■ **REQUEST**
Omit the pictures, please, and give each record below again exactly.

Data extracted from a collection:
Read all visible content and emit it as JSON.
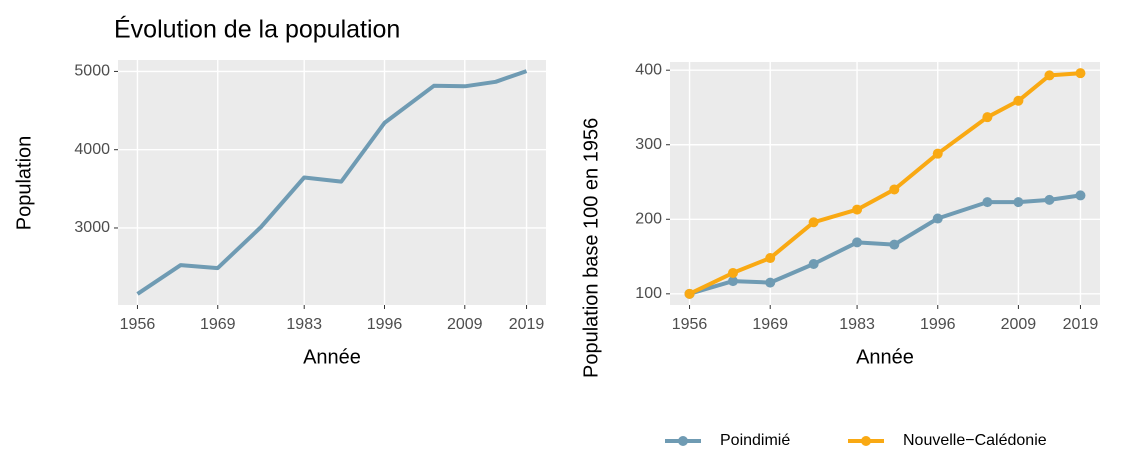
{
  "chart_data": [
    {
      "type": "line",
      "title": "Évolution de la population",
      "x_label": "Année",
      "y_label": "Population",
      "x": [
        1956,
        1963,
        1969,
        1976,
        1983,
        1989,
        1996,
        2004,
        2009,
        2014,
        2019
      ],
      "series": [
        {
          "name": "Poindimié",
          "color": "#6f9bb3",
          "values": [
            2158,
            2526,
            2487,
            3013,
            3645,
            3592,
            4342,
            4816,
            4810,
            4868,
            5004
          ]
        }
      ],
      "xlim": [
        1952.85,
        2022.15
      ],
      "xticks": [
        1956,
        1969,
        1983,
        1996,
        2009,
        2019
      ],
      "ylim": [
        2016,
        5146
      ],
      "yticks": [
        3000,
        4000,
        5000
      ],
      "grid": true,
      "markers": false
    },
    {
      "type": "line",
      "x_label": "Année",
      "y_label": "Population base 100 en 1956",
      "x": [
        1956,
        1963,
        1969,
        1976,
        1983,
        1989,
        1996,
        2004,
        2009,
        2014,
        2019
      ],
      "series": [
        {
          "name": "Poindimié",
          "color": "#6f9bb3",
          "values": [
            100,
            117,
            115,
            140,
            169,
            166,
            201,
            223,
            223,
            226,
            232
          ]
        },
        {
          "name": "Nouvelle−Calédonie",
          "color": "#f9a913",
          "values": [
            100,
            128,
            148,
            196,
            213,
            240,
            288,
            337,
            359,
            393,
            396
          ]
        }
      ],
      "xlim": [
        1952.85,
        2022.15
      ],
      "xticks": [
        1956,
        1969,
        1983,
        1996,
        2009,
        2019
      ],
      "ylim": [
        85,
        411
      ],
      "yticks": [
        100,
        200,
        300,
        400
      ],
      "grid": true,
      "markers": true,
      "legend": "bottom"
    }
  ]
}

■ **SOLVED EXERCISE**
Read all visible content and emit it as JSON.
{
  "chart_data": [
    {
      "type": "line",
      "title": "Évolution de la population",
      "x_label": "Année",
      "y_label": "Population",
      "x": [
        1956,
        1963,
        1969,
        1976,
        1983,
        1989,
        1996,
        2004,
        2009,
        2014,
        2019
      ],
      "series": [
        {
          "name": "Poindimié",
          "color": "#6f9bb3",
          "values": [
            2158,
            2526,
            2487,
            3013,
            3645,
            3592,
            4342,
            4816,
            4810,
            4868,
            5004
          ]
        }
      ],
      "xlim": [
        1952.85,
        2022.15
      ],
      "xticks": [
        1956,
        1969,
        1983,
        1996,
        2009,
        2019
      ],
      "ylim": [
        2016,
        5146
      ],
      "yticks": [
        3000,
        4000,
        5000
      ],
      "grid": true,
      "markers": false
    },
    {
      "type": "line",
      "x_label": "Année",
      "y_label": "Population base 100 en 1956",
      "x": [
        1956,
        1963,
        1969,
        1976,
        1983,
        1989,
        1996,
        2004,
        2009,
        2014,
        2019
      ],
      "series": [
        {
          "name": "Poindimié",
          "color": "#6f9bb3",
          "values": [
            100,
            117,
            115,
            140,
            169,
            166,
            201,
            223,
            223,
            226,
            232
          ]
        },
        {
          "name": "Nouvelle−Calédonie",
          "color": "#f9a913",
          "values": [
            100,
            128,
            148,
            196,
            213,
            240,
            288,
            337,
            359,
            393,
            396
          ]
        }
      ],
      "xlim": [
        1952.85,
        2022.15
      ],
      "xticks": [
        1956,
        1969,
        1983,
        1996,
        2009,
        2019
      ],
      "ylim": [
        85,
        411
      ],
      "yticks": [
        100,
        200,
        300,
        400
      ],
      "grid": true,
      "markers": true,
      "legend": "bottom"
    }
  ]
}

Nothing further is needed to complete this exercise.